• Exercise instructions: Copy the listing below verbatim, beginning with its first line and stopping after the line that contains "- uniform-logo-sub: 月嫂服务: [388, 514, 432, 527]".

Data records
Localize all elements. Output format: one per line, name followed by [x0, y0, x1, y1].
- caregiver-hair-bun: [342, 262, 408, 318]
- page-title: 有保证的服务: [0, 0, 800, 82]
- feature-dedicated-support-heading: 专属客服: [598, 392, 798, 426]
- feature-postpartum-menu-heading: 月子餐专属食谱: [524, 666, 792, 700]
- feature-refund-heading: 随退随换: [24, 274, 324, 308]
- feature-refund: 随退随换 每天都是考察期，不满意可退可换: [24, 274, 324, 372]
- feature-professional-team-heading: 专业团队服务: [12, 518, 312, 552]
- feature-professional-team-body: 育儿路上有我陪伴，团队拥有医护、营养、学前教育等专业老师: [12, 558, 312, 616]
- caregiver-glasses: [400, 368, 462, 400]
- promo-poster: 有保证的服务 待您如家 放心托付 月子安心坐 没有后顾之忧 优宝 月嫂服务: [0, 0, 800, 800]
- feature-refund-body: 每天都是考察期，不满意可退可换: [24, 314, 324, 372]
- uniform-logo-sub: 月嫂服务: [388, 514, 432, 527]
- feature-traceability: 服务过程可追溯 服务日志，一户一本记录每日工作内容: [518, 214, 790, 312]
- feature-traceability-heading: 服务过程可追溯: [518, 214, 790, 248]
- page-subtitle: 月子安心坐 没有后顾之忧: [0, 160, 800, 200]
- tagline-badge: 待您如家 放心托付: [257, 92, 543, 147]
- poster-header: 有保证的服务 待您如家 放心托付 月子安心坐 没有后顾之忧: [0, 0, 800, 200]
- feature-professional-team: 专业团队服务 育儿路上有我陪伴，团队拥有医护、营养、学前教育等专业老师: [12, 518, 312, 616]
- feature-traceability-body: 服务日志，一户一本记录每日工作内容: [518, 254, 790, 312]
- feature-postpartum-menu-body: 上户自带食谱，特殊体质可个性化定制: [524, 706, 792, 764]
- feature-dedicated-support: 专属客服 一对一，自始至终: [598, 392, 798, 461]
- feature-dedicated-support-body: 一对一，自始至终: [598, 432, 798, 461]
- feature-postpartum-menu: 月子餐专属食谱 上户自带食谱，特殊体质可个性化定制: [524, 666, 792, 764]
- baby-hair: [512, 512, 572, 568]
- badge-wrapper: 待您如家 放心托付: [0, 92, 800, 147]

• Complete answer:
Localize all elements. Output format: one per line, name followed by [x0, y0, x1, y1].
- caregiver-hair-bun: [342, 262, 408, 318]
- page-title: 有保证的服务: [0, 0, 800, 82]
- feature-dedicated-support-heading: 专属客服: [598, 392, 798, 426]
- feature-postpartum-menu-heading: 月子餐专属食谱: [524, 666, 792, 700]
- feature-refund-heading: 随退随换: [24, 274, 324, 308]
- feature-refund: 随退随换 每天都是考察期，不满意可退可换: [24, 274, 324, 372]
- feature-professional-team-heading: 专业团队服务: [12, 518, 312, 552]
- feature-professional-team-body: 育儿路上有我陪伴，团队拥有医护、营养、学前教育等专业老师: [12, 558, 312, 616]
- caregiver-glasses: [400, 368, 462, 400]
- promo-poster: 有保证的服务 待您如家 放心托付 月子安心坐 没有后顾之忧 优宝 月嫂服务: [0, 0, 800, 800]
- feature-refund-body: 每天都是考察期，不满意可退可换: [24, 314, 324, 372]
- uniform-logo-sub: 月嫂服务: [388, 514, 432, 527]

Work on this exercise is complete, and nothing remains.